*The task*
Your task is to repeat the entries underneath exactly, minus the pictures.

══ Records to use ══

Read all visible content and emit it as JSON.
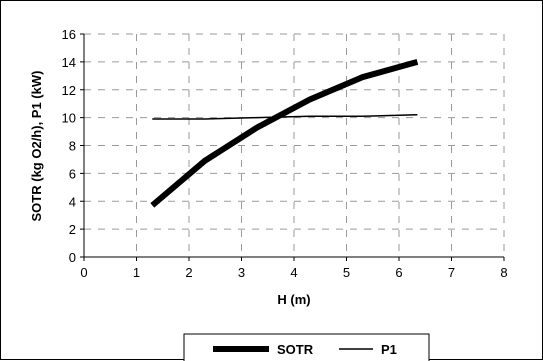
{
  "chart_data": {
    "type": "line",
    "title": "",
    "xlabel": "H (m)",
    "ylabel": "SOTR (kg O2/h), P1 (kW)",
    "xlim": [
      0,
      8
    ],
    "ylim": [
      0,
      16
    ],
    "x_ticks": [
      "0",
      "1",
      "2",
      "3",
      "4",
      "5",
      "6",
      "7",
      "8"
    ],
    "y_ticks": [
      "0",
      "2",
      "4",
      "6",
      "8",
      "10",
      "12",
      "14",
      "16"
    ],
    "grid": "dashed",
    "legend_position": "bottom",
    "series": [
      {
        "name": "SOTR",
        "color": "#000000",
        "style": "thick",
        "points": [
          [
            1.3,
            3.7
          ],
          [
            2.3,
            6.9
          ],
          [
            3.3,
            9.3
          ],
          [
            4.3,
            11.3
          ],
          [
            5.3,
            12.9
          ],
          [
            6.35,
            14.0
          ]
        ]
      },
      {
        "name": "P1",
        "color": "#000000",
        "style": "thin",
        "points": [
          [
            1.3,
            9.9
          ],
          [
            2.3,
            9.9
          ],
          [
            3.3,
            10.0
          ],
          [
            4.3,
            10.1
          ],
          [
            5.3,
            10.1
          ],
          [
            6.35,
            10.2
          ]
        ]
      }
    ]
  }
}
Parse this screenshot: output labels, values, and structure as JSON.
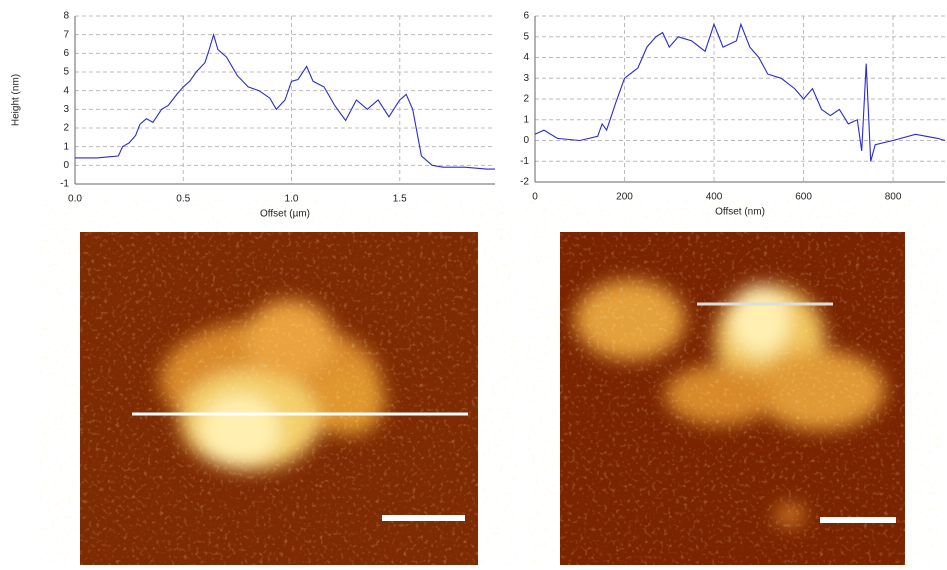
{
  "chart_data": [
    {
      "type": "line",
      "x_label": "Offset (µm)",
      "y_label": "Height (nm)",
      "xlim": [
        0,
        1.94
      ],
      "ylim": [
        -1,
        8
      ],
      "xticks": [
        {
          "value": 0,
          "label": "0.0"
        },
        0.5,
        {
          "value": 1,
          "label": "1.0"
        },
        1.5
      ],
      "yticks": [
        -1,
        0,
        1,
        2,
        3,
        4,
        5,
        6,
        7,
        8
      ],
      "grid": true,
      "x": [
        0,
        0.05,
        0.1,
        0.15,
        0.2,
        0.22,
        0.25,
        0.28,
        0.3,
        0.33,
        0.36,
        0.4,
        0.43,
        0.47,
        0.5,
        0.53,
        0.56,
        0.6,
        0.62,
        0.64,
        0.66,
        0.7,
        0.75,
        0.8,
        0.85,
        0.9,
        0.93,
        0.97,
        1.0,
        1.03,
        1.07,
        1.1,
        1.15,
        1.2,
        1.25,
        1.3,
        1.35,
        1.4,
        1.45,
        1.5,
        1.53,
        1.56,
        1.6,
        1.65,
        1.7,
        1.8,
        1.9,
        1.94
      ],
      "series": [
        {
          "color": "#2a2ad8",
          "values": [
            0.4,
            0.4,
            0.4,
            0.45,
            0.5,
            1.0,
            1.2,
            1.6,
            2.2,
            2.5,
            2.3,
            3.0,
            3.2,
            3.8,
            4.2,
            4.5,
            5.0,
            5.5,
            6.2,
            7.0,
            6.2,
            5.8,
            4.8,
            4.2,
            4.0,
            3.6,
            3.0,
            3.5,
            4.5,
            4.6,
            5.3,
            4.5,
            4.2,
            3.2,
            2.4,
            3.5,
            3.0,
            3.5,
            2.6,
            3.5,
            3.8,
            3.0,
            0.5,
            0.0,
            -0.1,
            -0.1,
            -0.2,
            -0.2
          ]
        }
      ]
    },
    {
      "type": "line",
      "x_label": "Offset (nm)",
      "xlim": [
        0,
        916
      ],
      "ylim": [
        -2,
        6
      ],
      "xticks": [
        0,
        200,
        400,
        600,
        800
      ],
      "yticks": [
        -2,
        -1,
        0,
        1,
        2,
        3,
        4,
        5,
        6
      ],
      "grid": true,
      "x": [
        0,
        20,
        50,
        100,
        140,
        150,
        160,
        180,
        200,
        230,
        250,
        270,
        285,
        300,
        320,
        350,
        380,
        400,
        420,
        450,
        460,
        480,
        500,
        520,
        550,
        580,
        600,
        620,
        640,
        660,
        680,
        700,
        720,
        730,
        740,
        750,
        760,
        800,
        850,
        900,
        916
      ],
      "series": [
        {
          "color": "#2a2ad8",
          "values": [
            0.3,
            0.5,
            0.1,
            0,
            0.2,
            0.8,
            0.5,
            1.8,
            3.0,
            3.5,
            4.5,
            5.0,
            5.2,
            4.5,
            5.0,
            4.8,
            4.3,
            5.6,
            4.5,
            4.8,
            5.6,
            4.5,
            4.0,
            3.2,
            3.0,
            2.5,
            2.0,
            2.5,
            1.5,
            1.2,
            1.5,
            0.8,
            1.0,
            -0.5,
            3.7,
            -1.0,
            -0.2,
            0,
            0.3,
            0.1,
            0
          ]
        }
      ]
    }
  ]
}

═══

*Completed exercise*
Read all visible content and emit it as JSON.
{
  "chart_data": {
    "type": "line",
    "title": "",
    "xlabel": "H (m)",
    "ylabel": "SOTR (kg O2/h), P1 (kW)",
    "xlim": [
      0,
      8
    ],
    "ylim": [
      0,
      16
    ],
    "x_ticks": [
      "0",
      "1",
      "2",
      "3",
      "4",
      "5",
      "6",
      "7",
      "8"
    ],
    "y_ticks": [
      "0",
      "2",
      "4",
      "6",
      "8",
      "10",
      "12",
      "14",
      "16"
    ],
    "grid": "dashed",
    "legend_position": "bottom",
    "series": [
      {
        "name": "SOTR",
        "color": "#000000",
        "style": "thick",
        "points": [
          [
            1.3,
            3.7
          ],
          [
            2.3,
            6.9
          ],
          [
            3.3,
            9.3
          ],
          [
            4.3,
            11.3
          ],
          [
            5.3,
            12.9
          ],
          [
            6.35,
            14.0
          ]
        ]
      },
      {
        "name": "P1",
        "color": "#000000",
        "style": "thin",
        "points": [
          [
            1.3,
            9.9
          ],
          [
            2.3,
            9.9
          ],
          [
            3.3,
            10.0
          ],
          [
            4.3,
            10.1
          ],
          [
            5.3,
            10.1
          ],
          [
            6.35,
            10.2
          ]
        ]
      }
    ]
  }
}
Parse this screenshot: output labels, values, and structure as JSON.
{
  "chart_data": [
    {
      "type": "line",
      "x_label": "Offset (µm)",
      "y_label": "Height (nm)",
      "xlim": [
        0,
        1.94
      ],
      "ylim": [
        -1,
        8
      ],
      "xticks": [
        {
          "value": 0,
          "label": "0.0"
        },
        0.5,
        {
          "value": 1,
          "label": "1.0"
        },
        1.5
      ],
      "yticks": [
        -1,
        0,
        1,
        2,
        3,
        4,
        5,
        6,
        7,
        8
      ],
      "grid": true,
      "x": [
        0,
        0.05,
        0.1,
        0.15,
        0.2,
        0.22,
        0.25,
        0.28,
        0.3,
        0.33,
        0.36,
        0.4,
        0.43,
        0.47,
        0.5,
        0.53,
        0.56,
        0.6,
        0.62,
        0.64,
        0.66,
        0.7,
        0.75,
        0.8,
        0.85,
        0.9,
        0.93,
        0.97,
        1.0,
        1.03,
        1.07,
        1.1,
        1.15,
        1.2,
        1.25,
        1.3,
        1.35,
        1.4,
        1.45,
        1.5,
        1.53,
        1.56,
        1.6,
        1.65,
        1.7,
        1.8,
        1.9,
        1.94
      ],
      "series": [
        {
          "color": "#2a2ad8",
          "values": [
            0.4,
            0.4,
            0.4,
            0.45,
            0.5,
            1.0,
            1.2,
            1.6,
            2.2,
            2.5,
            2.3,
            3.0,
            3.2,
            3.8,
            4.2,
            4.5,
            5.0,
            5.5,
            6.2,
            7.0,
            6.2,
            5.8,
            4.8,
            4.2,
            4.0,
            3.6,
            3.0,
            3.5,
            4.5,
            4.6,
            5.3,
            4.5,
            4.2,
            3.2,
            2.4,
            3.5,
            3.0,
            3.5,
            2.6,
            3.5,
            3.8,
            3.0,
            0.5,
            0.0,
            -0.1,
            -0.1,
            -0.2,
            -0.2
          ]
        }
      ]
    },
    {
      "type": "line",
      "x_label": "Offset (nm)",
      "xlim": [
        0,
        916
      ],
      "ylim": [
        -2,
        6
      ],
      "xticks": [
        0,
        200,
        400,
        600,
        800
      ],
      "yticks": [
        -2,
        -1,
        0,
        1,
        2,
        3,
        4,
        5,
        6
      ],
      "grid": true,
      "x": [
        0,
        20,
        50,
        100,
        140,
        150,
        160,
        180,
        200,
        230,
        250,
        270,
        285,
        300,
        320,
        350,
        380,
        400,
        420,
        450,
        460,
        480,
        500,
        520,
        550,
        580,
        600,
        620,
        640,
        660,
        680,
        700,
        720,
        730,
        740,
        750,
        760,
        800,
        850,
        900,
        916
      ],
      "series": [
        {
          "color": "#2a2ad8",
          "values": [
            0.3,
            0.5,
            0.1,
            0,
            0.2,
            0.8,
            0.5,
            1.8,
            3.0,
            3.5,
            4.5,
            5.0,
            5.2,
            4.5,
            5.0,
            4.8,
            4.3,
            5.6,
            4.5,
            4.8,
            5.6,
            4.5,
            4.0,
            3.2,
            3.0,
            2.5,
            2.0,
            2.5,
            1.5,
            1.2,
            1.5,
            0.8,
            1.0,
            -0.5,
            3.7,
            -1.0,
            -0.2,
            0,
            0.3,
            0.1,
            0
          ]
        }
      ]
    }
  ]
}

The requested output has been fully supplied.